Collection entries

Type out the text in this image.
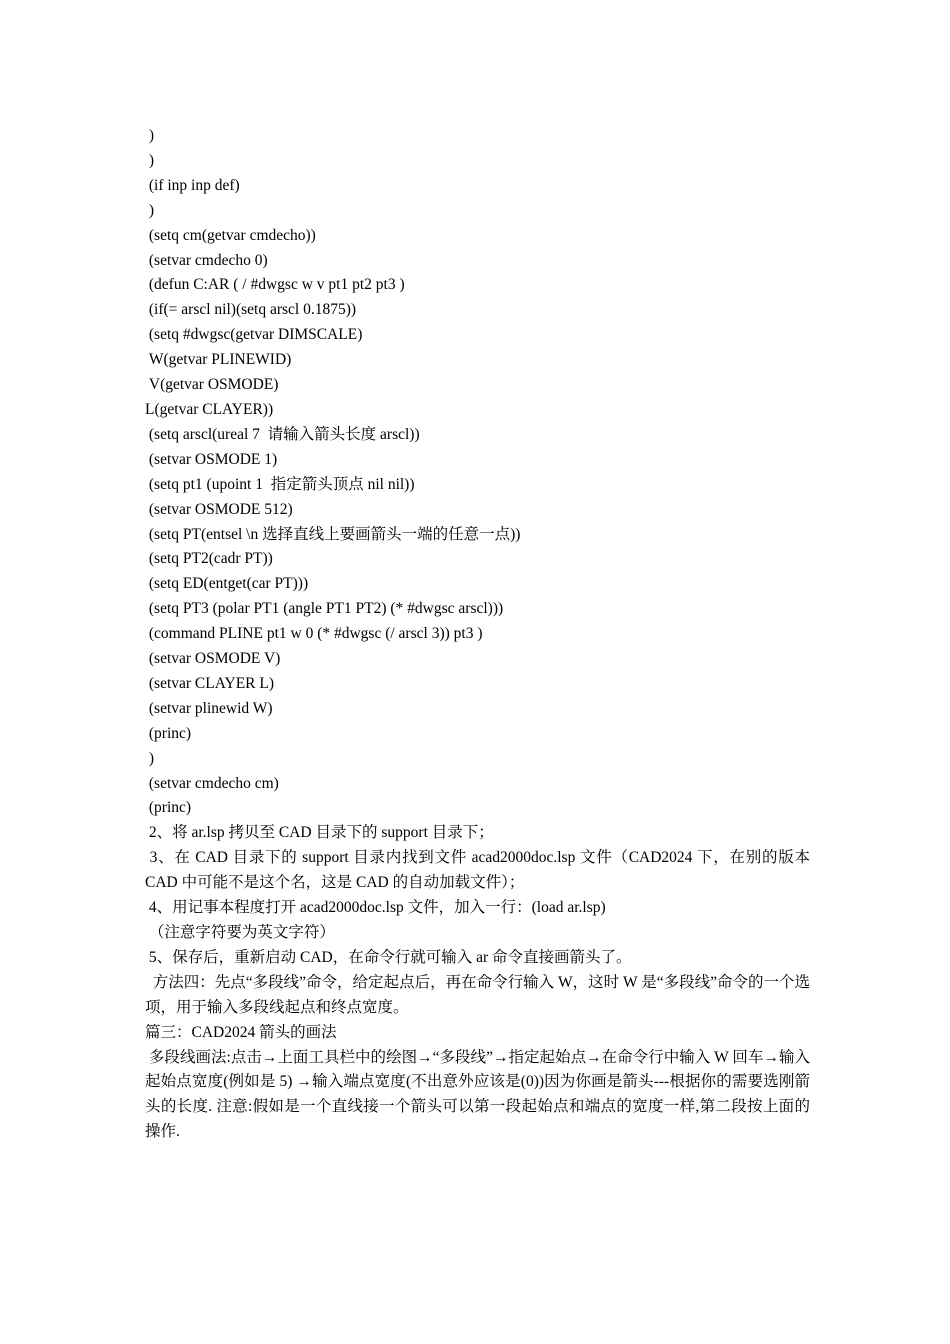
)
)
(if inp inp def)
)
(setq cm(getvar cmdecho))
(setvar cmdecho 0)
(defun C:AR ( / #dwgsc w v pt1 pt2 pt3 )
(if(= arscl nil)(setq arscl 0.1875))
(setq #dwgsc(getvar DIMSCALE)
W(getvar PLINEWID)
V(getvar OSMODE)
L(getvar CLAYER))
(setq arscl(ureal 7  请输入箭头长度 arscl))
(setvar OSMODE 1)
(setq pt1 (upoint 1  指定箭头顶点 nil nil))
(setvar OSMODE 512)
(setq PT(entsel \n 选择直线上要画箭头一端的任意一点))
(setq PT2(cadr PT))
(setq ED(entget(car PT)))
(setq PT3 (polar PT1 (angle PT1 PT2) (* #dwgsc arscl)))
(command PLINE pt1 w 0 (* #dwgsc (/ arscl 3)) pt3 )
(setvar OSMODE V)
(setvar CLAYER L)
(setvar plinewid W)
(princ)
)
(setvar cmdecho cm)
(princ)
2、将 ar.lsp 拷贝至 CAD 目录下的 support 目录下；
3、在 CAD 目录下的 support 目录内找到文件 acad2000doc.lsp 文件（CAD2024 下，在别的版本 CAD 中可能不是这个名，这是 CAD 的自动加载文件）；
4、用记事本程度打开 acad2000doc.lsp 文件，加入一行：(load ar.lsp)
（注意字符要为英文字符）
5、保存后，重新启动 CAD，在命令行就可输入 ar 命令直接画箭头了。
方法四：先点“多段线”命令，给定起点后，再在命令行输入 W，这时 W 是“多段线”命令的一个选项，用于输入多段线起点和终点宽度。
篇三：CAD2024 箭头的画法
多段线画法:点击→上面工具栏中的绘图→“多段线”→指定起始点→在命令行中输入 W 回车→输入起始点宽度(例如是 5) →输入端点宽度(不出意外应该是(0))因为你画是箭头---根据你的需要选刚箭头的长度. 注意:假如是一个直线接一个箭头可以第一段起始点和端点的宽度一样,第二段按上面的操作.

* * *

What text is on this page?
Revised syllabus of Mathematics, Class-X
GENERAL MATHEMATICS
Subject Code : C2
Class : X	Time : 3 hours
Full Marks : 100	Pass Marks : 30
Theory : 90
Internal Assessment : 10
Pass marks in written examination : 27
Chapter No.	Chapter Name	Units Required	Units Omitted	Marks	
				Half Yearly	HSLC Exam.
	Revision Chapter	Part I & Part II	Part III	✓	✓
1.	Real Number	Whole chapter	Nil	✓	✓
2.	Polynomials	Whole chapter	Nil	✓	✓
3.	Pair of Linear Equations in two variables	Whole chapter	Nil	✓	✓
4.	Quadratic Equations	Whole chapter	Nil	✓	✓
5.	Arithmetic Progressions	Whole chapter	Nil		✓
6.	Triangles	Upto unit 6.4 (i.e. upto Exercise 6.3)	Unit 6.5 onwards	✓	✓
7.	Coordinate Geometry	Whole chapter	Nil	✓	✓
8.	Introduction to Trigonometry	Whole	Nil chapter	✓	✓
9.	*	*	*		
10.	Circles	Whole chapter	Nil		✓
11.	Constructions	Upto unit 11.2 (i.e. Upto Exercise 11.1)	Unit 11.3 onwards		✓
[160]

◆ **WHAT NEEDS TO BE DONE**
Leave out every line without the string "Class" and copy the rest.

◆ **FINAL RESULT**
Revised syllabus of Mathematics, Class-X
Class : X	Time : 3 hours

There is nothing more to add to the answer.